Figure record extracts
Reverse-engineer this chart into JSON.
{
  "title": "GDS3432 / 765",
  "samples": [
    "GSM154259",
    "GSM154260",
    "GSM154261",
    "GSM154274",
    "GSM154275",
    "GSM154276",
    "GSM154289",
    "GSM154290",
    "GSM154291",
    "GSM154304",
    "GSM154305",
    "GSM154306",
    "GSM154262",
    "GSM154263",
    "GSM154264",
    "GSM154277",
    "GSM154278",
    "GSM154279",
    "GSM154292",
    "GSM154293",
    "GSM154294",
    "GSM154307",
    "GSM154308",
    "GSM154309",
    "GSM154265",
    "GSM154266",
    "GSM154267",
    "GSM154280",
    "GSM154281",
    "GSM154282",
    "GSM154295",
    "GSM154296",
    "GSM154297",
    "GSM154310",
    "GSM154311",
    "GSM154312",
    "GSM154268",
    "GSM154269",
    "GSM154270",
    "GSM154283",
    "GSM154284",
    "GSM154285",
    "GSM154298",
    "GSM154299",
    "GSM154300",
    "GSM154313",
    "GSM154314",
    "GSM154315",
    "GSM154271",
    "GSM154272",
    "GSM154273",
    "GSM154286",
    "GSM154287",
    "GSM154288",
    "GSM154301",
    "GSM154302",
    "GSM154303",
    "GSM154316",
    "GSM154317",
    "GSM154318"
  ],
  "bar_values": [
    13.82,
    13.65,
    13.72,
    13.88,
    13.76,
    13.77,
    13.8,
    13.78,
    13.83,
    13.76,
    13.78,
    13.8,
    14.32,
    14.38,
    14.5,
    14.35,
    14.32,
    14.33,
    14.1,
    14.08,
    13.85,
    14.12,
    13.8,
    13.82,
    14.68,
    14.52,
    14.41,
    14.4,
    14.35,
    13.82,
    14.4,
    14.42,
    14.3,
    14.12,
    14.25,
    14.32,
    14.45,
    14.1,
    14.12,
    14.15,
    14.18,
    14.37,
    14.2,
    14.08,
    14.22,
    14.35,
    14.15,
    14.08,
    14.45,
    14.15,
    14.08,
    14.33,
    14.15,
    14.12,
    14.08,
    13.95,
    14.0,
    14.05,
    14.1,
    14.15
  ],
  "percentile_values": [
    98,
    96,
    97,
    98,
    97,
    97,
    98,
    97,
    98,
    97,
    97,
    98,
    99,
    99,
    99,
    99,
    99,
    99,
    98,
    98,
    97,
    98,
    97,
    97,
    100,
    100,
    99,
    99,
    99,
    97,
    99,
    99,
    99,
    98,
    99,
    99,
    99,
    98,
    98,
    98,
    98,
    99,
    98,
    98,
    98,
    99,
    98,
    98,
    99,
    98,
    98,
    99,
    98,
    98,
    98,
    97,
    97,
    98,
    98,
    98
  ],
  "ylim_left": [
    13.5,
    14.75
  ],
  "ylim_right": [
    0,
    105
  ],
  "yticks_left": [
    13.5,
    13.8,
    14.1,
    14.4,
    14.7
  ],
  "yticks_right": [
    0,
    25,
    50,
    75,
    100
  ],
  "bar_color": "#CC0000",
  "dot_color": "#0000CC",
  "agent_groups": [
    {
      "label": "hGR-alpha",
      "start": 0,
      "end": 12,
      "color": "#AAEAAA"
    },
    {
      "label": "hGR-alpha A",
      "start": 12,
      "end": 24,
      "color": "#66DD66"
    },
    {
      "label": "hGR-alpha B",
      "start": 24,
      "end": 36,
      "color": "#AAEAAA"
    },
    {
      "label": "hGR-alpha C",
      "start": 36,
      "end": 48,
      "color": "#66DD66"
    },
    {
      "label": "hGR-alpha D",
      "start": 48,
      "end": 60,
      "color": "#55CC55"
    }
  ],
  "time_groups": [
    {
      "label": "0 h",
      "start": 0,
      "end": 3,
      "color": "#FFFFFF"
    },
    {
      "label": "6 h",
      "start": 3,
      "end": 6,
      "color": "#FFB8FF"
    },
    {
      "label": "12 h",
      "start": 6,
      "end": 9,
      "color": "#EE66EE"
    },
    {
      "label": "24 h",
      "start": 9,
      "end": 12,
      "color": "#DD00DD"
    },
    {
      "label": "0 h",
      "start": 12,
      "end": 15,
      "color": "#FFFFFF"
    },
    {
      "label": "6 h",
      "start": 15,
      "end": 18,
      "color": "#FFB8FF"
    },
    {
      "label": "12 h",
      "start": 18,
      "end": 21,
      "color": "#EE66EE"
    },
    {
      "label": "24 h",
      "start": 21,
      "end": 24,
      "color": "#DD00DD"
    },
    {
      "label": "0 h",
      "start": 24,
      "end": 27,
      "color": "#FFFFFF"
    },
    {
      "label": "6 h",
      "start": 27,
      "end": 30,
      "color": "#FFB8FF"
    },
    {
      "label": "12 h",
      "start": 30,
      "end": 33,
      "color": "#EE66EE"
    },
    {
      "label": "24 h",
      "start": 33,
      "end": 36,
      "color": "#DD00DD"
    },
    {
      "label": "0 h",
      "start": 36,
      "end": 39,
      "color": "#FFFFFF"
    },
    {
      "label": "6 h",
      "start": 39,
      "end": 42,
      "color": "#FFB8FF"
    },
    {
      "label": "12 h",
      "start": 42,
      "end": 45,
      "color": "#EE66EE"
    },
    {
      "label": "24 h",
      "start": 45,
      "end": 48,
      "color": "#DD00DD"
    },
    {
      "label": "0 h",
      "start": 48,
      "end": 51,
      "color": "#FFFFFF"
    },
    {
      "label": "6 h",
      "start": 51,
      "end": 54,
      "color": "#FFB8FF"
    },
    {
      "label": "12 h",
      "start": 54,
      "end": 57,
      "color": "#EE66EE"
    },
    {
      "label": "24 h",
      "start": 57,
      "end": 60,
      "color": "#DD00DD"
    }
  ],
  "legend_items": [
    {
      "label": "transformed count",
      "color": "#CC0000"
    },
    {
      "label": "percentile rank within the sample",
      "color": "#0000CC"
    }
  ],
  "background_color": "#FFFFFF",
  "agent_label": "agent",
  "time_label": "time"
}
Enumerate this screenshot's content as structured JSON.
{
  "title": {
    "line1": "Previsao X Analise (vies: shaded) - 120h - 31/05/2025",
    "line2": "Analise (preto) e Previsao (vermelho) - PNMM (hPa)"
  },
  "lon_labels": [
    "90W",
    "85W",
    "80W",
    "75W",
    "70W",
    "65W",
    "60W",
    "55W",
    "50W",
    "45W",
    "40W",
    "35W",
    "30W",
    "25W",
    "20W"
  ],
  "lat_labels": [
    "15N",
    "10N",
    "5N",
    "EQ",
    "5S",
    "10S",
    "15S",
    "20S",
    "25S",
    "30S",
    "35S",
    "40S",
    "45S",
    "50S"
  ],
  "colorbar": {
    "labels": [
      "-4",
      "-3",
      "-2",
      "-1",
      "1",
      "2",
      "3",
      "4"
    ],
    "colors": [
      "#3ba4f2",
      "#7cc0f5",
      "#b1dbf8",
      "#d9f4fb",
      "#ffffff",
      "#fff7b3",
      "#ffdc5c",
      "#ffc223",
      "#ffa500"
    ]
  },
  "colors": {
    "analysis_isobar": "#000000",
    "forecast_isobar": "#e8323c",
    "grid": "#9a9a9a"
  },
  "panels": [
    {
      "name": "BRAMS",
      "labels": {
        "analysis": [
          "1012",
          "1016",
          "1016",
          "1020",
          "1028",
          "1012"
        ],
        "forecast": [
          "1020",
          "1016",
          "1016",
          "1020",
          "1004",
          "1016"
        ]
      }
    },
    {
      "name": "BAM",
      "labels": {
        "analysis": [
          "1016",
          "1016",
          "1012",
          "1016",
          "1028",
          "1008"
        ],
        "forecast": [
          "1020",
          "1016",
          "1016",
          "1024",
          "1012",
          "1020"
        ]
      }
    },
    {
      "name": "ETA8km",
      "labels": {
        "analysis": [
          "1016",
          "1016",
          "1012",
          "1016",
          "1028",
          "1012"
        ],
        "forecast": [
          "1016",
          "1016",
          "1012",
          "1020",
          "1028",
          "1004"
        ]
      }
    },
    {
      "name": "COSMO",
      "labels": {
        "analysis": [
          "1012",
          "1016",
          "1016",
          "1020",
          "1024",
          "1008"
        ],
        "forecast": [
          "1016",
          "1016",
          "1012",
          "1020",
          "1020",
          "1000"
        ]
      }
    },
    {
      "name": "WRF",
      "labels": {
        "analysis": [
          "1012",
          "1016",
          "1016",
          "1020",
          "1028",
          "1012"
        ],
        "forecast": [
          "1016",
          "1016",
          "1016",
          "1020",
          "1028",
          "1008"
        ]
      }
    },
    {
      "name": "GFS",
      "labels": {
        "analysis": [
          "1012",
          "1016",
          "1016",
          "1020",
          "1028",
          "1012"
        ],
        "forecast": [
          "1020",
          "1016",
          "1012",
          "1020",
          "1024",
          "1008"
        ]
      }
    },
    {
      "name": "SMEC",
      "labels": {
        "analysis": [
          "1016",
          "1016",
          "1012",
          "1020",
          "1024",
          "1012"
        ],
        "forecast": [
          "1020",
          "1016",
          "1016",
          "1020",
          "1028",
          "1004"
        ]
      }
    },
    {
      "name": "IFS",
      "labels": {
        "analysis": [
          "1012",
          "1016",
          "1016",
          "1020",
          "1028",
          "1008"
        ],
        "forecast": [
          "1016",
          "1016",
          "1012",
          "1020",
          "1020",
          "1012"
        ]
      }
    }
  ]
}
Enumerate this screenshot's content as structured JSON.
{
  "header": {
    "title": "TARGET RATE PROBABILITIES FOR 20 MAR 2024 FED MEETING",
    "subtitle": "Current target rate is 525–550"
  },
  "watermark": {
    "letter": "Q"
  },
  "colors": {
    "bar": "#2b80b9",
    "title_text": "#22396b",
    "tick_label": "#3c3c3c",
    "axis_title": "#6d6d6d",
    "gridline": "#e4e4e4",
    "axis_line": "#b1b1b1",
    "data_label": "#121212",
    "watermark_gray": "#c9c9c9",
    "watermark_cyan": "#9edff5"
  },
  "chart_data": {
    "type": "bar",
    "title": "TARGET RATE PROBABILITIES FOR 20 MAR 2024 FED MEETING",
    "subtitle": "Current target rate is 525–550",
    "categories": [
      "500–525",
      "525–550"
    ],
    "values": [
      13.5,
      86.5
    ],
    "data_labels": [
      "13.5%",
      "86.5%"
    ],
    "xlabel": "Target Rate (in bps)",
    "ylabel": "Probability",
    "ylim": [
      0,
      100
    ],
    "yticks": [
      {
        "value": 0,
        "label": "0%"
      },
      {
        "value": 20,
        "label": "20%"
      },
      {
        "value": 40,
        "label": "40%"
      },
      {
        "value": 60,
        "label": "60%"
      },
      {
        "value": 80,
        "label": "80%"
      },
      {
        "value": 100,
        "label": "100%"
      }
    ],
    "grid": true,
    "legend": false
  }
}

### Prompt:
Search the records for the word "Analise". Copy every line that has it.

### In response:
    "line1": "Previsao X Analise (vies: shaded) - 120h - 31/05/2025",
    "line2": "Analise (preto) e Previsao (vermelho) - PNMM (hPa)"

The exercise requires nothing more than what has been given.